>> START

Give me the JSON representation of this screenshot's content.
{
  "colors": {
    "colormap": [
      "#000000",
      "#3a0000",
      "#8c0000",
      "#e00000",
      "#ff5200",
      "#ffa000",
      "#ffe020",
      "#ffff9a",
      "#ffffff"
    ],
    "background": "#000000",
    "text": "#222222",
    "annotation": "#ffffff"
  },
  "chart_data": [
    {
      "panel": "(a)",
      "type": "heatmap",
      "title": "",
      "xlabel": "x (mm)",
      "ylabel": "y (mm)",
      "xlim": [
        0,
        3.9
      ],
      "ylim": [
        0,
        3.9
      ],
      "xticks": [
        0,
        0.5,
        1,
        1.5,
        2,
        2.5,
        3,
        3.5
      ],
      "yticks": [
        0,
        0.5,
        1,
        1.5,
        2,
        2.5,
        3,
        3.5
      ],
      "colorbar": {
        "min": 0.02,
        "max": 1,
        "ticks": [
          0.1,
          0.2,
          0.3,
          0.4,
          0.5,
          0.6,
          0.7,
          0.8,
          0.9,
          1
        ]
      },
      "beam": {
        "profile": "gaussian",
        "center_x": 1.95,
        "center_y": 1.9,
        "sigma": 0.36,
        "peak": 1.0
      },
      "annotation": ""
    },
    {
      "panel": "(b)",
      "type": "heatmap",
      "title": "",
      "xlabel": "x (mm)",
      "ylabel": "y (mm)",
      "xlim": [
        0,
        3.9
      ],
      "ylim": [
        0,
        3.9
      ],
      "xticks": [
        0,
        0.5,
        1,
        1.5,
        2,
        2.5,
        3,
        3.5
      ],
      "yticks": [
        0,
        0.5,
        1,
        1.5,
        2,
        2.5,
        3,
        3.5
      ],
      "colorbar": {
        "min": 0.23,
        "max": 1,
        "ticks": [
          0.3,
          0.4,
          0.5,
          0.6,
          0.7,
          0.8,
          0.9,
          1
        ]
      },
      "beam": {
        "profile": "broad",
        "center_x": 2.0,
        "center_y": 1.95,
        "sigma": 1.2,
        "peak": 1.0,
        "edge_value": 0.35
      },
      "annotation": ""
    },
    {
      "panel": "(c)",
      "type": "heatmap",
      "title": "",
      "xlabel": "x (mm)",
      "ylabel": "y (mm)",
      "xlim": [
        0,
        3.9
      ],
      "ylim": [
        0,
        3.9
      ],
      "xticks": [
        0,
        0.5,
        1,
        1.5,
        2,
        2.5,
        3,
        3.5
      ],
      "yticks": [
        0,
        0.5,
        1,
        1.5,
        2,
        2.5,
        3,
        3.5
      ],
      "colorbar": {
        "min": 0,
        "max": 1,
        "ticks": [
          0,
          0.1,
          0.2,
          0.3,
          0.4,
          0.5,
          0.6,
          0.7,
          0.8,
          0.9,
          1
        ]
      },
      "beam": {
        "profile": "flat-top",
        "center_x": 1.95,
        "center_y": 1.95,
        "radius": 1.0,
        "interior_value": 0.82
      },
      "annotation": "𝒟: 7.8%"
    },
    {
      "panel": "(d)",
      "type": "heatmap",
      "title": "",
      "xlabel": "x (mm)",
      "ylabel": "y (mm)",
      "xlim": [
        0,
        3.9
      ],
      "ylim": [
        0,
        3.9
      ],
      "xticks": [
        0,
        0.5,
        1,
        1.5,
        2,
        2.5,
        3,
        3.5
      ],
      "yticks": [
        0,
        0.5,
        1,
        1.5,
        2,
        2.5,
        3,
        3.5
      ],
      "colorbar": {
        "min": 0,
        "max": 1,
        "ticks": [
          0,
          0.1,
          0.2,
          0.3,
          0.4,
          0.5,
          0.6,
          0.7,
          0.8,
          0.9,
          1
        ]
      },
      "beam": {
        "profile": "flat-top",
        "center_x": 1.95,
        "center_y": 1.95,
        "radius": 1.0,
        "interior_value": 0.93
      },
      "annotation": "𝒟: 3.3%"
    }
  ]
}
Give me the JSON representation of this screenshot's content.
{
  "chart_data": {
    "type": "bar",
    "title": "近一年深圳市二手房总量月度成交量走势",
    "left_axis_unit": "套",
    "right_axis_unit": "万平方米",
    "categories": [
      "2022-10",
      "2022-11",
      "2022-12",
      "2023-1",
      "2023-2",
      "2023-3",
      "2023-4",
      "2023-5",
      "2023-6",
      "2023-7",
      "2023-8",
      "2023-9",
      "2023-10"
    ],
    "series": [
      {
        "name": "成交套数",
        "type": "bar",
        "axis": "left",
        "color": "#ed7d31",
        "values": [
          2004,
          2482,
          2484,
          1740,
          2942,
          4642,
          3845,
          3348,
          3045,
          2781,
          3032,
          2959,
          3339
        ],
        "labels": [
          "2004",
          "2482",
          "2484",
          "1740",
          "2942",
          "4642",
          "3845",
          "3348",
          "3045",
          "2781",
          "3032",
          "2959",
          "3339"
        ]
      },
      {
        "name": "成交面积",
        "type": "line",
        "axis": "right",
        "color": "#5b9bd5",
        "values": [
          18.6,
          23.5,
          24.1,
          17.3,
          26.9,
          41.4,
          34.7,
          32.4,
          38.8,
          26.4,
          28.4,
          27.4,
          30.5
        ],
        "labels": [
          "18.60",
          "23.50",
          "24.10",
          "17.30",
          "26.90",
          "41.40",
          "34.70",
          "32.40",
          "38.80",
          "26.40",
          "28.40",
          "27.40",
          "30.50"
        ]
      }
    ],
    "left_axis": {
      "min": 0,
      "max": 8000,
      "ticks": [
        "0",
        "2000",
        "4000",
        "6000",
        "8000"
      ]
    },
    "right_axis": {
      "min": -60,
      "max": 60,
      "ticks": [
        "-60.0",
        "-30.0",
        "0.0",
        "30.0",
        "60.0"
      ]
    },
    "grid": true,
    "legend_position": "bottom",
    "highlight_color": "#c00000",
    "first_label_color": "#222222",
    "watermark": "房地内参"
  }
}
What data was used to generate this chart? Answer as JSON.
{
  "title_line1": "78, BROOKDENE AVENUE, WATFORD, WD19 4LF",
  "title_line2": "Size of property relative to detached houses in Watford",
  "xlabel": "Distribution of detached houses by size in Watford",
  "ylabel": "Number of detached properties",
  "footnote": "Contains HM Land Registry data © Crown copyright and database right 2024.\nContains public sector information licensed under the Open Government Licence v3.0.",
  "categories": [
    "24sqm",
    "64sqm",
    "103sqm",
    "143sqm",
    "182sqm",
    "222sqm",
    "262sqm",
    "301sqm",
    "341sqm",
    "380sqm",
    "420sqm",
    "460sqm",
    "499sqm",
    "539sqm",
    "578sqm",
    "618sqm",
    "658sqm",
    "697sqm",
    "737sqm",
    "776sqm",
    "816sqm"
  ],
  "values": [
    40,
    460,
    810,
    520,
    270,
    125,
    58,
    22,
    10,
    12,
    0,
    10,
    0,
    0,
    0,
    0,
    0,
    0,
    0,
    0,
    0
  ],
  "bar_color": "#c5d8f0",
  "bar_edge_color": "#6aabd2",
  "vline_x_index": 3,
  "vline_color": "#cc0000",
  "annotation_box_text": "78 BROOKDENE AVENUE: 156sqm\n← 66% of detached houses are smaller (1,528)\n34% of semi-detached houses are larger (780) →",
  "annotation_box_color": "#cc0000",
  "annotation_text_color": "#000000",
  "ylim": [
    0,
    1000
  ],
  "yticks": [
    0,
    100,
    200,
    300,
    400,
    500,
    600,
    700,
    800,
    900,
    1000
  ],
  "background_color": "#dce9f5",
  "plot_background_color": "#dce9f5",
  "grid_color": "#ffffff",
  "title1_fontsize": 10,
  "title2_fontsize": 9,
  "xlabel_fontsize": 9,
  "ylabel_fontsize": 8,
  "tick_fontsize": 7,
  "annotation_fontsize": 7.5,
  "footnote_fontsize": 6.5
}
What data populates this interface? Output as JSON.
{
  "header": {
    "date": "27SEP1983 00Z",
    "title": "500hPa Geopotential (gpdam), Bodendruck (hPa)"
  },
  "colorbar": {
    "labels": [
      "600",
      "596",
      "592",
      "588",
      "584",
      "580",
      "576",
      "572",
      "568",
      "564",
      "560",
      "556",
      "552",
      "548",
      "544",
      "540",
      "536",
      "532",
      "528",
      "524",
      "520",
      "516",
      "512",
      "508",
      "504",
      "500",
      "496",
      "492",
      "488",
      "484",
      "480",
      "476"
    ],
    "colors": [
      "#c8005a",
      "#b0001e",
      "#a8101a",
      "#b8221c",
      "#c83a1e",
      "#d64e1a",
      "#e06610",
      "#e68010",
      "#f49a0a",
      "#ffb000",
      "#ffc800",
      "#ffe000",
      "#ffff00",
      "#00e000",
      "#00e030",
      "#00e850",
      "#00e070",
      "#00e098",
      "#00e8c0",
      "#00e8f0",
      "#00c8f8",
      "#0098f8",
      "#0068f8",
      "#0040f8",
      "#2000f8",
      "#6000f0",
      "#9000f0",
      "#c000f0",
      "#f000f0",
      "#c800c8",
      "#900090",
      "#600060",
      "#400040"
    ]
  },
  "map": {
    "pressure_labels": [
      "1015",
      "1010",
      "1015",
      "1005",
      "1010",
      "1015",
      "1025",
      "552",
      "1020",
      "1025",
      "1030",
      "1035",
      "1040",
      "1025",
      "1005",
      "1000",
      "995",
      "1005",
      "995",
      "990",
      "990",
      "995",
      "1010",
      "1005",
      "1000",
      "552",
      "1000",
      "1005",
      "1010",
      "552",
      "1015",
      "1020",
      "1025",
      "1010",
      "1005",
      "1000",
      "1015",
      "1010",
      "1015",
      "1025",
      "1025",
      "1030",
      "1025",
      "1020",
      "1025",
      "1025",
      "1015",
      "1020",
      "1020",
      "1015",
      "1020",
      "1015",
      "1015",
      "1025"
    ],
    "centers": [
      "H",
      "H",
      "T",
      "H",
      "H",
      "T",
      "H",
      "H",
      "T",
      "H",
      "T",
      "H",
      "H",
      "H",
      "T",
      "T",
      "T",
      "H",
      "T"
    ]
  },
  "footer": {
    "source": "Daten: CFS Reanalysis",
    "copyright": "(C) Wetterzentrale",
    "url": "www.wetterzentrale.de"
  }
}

>> END

▶ WORK TO COMPLETE
Pull out every line of the entries that includes the word "JSON".

▶ ANSWER TO THIS PROBLEM
Give me the JSON representation of this screenshot's content.
Give me the JSON representation of this screenshot's content.
What data was used to generate this chart? Answer as JSON.
What data populates this interface? Output as JSON.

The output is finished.